■ **REQUIREMENT**:
In every one of the items below, replace "y-tick-label" with "y-axis-label" and leave everything else unchanged.

**** GIVEN INFORMATION ****

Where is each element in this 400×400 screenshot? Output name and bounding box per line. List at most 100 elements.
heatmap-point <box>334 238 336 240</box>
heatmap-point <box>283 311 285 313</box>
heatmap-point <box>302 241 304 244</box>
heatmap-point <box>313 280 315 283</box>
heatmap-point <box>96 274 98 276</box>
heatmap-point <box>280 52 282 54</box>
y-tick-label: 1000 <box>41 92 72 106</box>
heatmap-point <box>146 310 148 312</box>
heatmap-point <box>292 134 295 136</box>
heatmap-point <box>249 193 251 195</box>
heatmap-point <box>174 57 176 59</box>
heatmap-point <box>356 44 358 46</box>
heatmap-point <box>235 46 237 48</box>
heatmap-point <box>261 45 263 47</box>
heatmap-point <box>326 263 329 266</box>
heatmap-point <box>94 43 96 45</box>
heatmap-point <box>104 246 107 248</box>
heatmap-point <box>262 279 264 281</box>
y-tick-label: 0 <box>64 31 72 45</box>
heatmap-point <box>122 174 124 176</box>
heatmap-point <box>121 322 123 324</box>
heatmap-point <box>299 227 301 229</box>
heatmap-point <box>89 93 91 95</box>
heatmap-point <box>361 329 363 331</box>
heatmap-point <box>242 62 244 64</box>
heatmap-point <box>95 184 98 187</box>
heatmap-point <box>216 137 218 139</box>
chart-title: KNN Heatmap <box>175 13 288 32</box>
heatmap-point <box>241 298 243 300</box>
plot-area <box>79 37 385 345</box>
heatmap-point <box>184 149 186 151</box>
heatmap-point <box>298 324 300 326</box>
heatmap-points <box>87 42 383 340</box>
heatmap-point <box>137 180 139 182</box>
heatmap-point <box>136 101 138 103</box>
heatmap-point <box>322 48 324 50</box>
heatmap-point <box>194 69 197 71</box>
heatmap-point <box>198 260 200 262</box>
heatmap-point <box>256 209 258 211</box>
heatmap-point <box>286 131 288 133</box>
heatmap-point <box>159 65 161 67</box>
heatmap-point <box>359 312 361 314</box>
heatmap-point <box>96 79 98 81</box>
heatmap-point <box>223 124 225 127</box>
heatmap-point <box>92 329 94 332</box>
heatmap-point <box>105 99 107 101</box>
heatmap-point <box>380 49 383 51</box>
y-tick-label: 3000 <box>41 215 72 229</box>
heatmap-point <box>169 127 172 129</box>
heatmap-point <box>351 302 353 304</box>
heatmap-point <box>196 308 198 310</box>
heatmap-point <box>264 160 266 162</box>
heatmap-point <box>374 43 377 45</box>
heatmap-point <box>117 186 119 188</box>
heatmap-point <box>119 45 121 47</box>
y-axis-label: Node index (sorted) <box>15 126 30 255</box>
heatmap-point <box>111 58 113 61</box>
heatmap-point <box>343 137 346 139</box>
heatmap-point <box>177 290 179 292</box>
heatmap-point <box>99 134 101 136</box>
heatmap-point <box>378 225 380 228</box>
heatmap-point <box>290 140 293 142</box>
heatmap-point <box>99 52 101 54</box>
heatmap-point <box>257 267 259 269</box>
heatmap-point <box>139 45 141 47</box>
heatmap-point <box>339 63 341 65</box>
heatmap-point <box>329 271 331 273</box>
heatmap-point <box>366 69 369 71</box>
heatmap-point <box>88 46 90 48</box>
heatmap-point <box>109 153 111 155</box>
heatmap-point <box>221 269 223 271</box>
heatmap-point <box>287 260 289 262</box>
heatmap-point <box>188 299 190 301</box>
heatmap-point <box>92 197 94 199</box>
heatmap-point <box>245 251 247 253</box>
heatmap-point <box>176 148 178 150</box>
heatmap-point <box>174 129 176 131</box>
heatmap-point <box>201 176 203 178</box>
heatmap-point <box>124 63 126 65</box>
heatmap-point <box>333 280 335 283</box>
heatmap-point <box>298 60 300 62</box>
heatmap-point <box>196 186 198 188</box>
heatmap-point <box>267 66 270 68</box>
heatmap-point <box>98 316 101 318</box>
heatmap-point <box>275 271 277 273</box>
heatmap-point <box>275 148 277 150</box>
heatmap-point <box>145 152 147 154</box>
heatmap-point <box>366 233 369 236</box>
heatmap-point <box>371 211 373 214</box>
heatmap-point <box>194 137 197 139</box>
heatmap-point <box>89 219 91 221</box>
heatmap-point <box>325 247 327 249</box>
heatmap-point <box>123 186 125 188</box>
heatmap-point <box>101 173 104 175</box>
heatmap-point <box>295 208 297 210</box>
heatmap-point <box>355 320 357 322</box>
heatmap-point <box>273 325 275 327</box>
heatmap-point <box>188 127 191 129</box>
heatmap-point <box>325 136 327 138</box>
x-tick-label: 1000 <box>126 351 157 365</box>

****

■ **SOLUTION**:
Where is each element in this 400×400 screenshot? Output name and bounding box per line. List at most 100 elements.
heatmap-point <box>334 238 336 240</box>
heatmap-point <box>283 311 285 313</box>
heatmap-point <box>302 241 304 244</box>
heatmap-point <box>313 280 315 283</box>
heatmap-point <box>96 274 98 276</box>
heatmap-point <box>280 52 282 54</box>
y-axis-label: 1000 <box>41 92 72 106</box>
heatmap-point <box>146 310 148 312</box>
heatmap-point <box>292 134 295 136</box>
heatmap-point <box>249 193 251 195</box>
heatmap-point <box>174 57 176 59</box>
heatmap-point <box>356 44 358 46</box>
heatmap-point <box>235 46 237 48</box>
heatmap-point <box>261 45 263 47</box>
heatmap-point <box>326 263 329 266</box>
heatmap-point <box>94 43 96 45</box>
heatmap-point <box>104 246 107 248</box>
heatmap-point <box>262 279 264 281</box>
y-axis-label: 0 <box>64 31 72 45</box>
heatmap-point <box>122 174 124 176</box>
heatmap-point <box>121 322 123 324</box>
heatmap-point <box>299 227 301 229</box>
heatmap-point <box>89 93 91 95</box>
heatmap-point <box>361 329 363 331</box>
heatmap-point <box>242 62 244 64</box>
heatmap-point <box>95 184 98 187</box>
heatmap-point <box>216 137 218 139</box>
chart-title: KNN Heatmap <box>175 13 288 32</box>
heatmap-point <box>241 298 243 300</box>
plot-area <box>79 37 385 345</box>
heatmap-point <box>184 149 186 151</box>
heatmap-point <box>298 324 300 326</box>
heatmap-points <box>87 42 383 340</box>
heatmap-point <box>137 180 139 182</box>
heatmap-point <box>136 101 138 103</box>
heatmap-point <box>322 48 324 50</box>
heatmap-point <box>194 69 197 71</box>
heatmap-point <box>198 260 200 262</box>
heatmap-point <box>256 209 258 211</box>
heatmap-point <box>286 131 288 133</box>
heatmap-point <box>159 65 161 67</box>
heatmap-point <box>359 312 361 314</box>
heatmap-point <box>96 79 98 81</box>
heatmap-point <box>223 124 225 127</box>
heatmap-point <box>92 329 94 332</box>
heatmap-point <box>105 99 107 101</box>
heatmap-point <box>380 49 383 51</box>
y-axis-label: 3000 <box>41 215 72 229</box>
heatmap-point <box>169 127 172 129</box>
heatmap-point <box>351 302 353 304</box>
heatmap-point <box>196 308 198 310</box>
heatmap-point <box>264 160 266 162</box>
heatmap-point <box>374 43 377 45</box>
heatmap-point <box>117 186 119 188</box>
heatmap-point <box>119 45 121 47</box>
y-axis-label: Node index (sorted) <box>15 126 30 255</box>
heatmap-point <box>111 58 113 61</box>
heatmap-point <box>343 137 346 139</box>
heatmap-point <box>177 290 179 292</box>
heatmap-point <box>99 134 101 136</box>
heatmap-point <box>378 225 380 228</box>
heatmap-point <box>290 140 293 142</box>
heatmap-point <box>99 52 101 54</box>
heatmap-point <box>257 267 259 269</box>
heatmap-point <box>139 45 141 47</box>
heatmap-point <box>339 63 341 65</box>
heatmap-point <box>329 271 331 273</box>
heatmap-point <box>366 69 369 71</box>
heatmap-point <box>88 46 90 48</box>
heatmap-point <box>109 153 111 155</box>
heatmap-point <box>221 269 223 271</box>
heatmap-point <box>287 260 289 262</box>
heatmap-point <box>188 299 190 301</box>
heatmap-point <box>92 197 94 199</box>
heatmap-point <box>245 251 247 253</box>
heatmap-point <box>176 148 178 150</box>
heatmap-point <box>174 129 176 131</box>
heatmap-point <box>201 176 203 178</box>
heatmap-point <box>124 63 126 65</box>
heatmap-point <box>333 280 335 283</box>
heatmap-point <box>298 60 300 62</box>
heatmap-point <box>196 186 198 188</box>
heatmap-point <box>267 66 270 68</box>
heatmap-point <box>98 316 101 318</box>
heatmap-point <box>275 271 277 273</box>
heatmap-point <box>275 148 277 150</box>
heatmap-point <box>145 152 147 154</box>
heatmap-point <box>366 233 369 236</box>
heatmap-point <box>371 211 373 214</box>
heatmap-point <box>194 137 197 139</box>
heatmap-point <box>89 219 91 221</box>
heatmap-point <box>325 247 327 249</box>
heatmap-point <box>123 186 125 188</box>
heatmap-point <box>101 173 104 175</box>
heatmap-point <box>295 208 297 210</box>
heatmap-point <box>355 320 357 322</box>
heatmap-point <box>273 325 275 327</box>
heatmap-point <box>188 127 191 129</box>
heatmap-point <box>325 136 327 138</box>
x-tick-label: 1000 <box>126 351 157 365</box>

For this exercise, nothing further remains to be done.